Your task:
Each entry in the listing below should be restated word for word.

▶

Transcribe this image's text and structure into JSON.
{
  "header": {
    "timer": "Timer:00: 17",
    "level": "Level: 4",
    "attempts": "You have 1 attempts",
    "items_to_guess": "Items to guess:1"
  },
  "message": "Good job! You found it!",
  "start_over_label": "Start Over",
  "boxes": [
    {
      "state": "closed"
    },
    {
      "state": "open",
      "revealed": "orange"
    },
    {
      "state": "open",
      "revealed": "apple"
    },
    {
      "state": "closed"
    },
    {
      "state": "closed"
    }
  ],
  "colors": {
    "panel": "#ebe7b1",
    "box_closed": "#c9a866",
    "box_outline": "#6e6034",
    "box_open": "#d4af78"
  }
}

◀

Exercise solution:
Transcribe this image's text and structure into JSON.
{
  "header": {
    "timer": "Timer:00: 17",
    "level": "Level: 4",
    "attempts": "You have 1 attempts",
    "items_to_guess": "Items to guess:1"
  },
  "message": "Good job! You found it!",
  "start_over_label": "Start Over",
  "boxes": [
    {
      "state": "closed"
    },
    {
      "state": "open",
      "revealed": "orange"
    },
    {
      "state": "open",
      "revealed": "apple"
    },
    {
      "state": "closed"
    },
    {
      "state": "closed"
    }
  ],
  "colors": {
    "panel": "#ebe7b1",
    "box_closed": "#c9a866",
    "box_outline": "#6e6034",
    "box_open": "#d4af78"
  }
}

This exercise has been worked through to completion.